(Stored data)
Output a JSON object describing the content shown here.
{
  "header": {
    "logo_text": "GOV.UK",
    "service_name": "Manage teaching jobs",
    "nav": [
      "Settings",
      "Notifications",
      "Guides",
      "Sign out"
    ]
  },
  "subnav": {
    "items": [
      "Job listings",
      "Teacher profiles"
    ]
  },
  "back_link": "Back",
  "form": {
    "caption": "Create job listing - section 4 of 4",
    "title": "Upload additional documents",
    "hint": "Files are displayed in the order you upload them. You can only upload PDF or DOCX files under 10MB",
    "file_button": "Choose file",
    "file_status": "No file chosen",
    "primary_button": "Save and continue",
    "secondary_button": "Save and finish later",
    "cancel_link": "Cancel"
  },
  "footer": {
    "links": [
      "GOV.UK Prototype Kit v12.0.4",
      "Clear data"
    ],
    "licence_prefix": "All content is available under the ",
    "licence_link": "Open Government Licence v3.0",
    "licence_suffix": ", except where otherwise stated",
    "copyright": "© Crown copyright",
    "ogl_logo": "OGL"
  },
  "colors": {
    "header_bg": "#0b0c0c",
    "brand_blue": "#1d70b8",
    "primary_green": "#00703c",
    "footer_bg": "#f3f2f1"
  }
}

§ WRITTEN PROBLEM
The listing above must be transcribed exactly, line by line.

§ EXERCISE RESULT
Output a JSON object describing the content shown here.
{
  "header": {
    "logo_text": "GOV.UK",
    "service_name": "Manage teaching jobs",
    "nav": [
      "Settings",
      "Notifications",
      "Guides",
      "Sign out"
    ]
  },
  "subnav": {
    "items": [
      "Job listings",
      "Teacher profiles"
    ]
  },
  "back_link": "Back",
  "form": {
    "caption": "Create job listing - section 4 of 4",
    "title": "Upload additional documents",
    "hint": "Files are displayed in the order you upload them. You can only upload PDF or DOCX files under 10MB",
    "file_button": "Choose file",
    "file_status": "No file chosen",
    "primary_button": "Save and continue",
    "secondary_button": "Save and finish later",
    "cancel_link": "Cancel"
  },
  "footer": {
    "links": [
      "GOV.UK Prototype Kit v12.0.4",
      "Clear data"
    ],
    "licence_prefix": "All content is available under the ",
    "licence_link": "Open Government Licence v3.0",
    "licence_suffix": ", except where otherwise stated",
    "copyright": "© Crown copyright",
    "ogl_logo": "OGL"
  },
  "colors": {
    "header_bg": "#0b0c0c",
    "brand_blue": "#1d70b8",
    "primary_green": "#00703c",
    "footer_bg": "#f3f2f1"
  }
}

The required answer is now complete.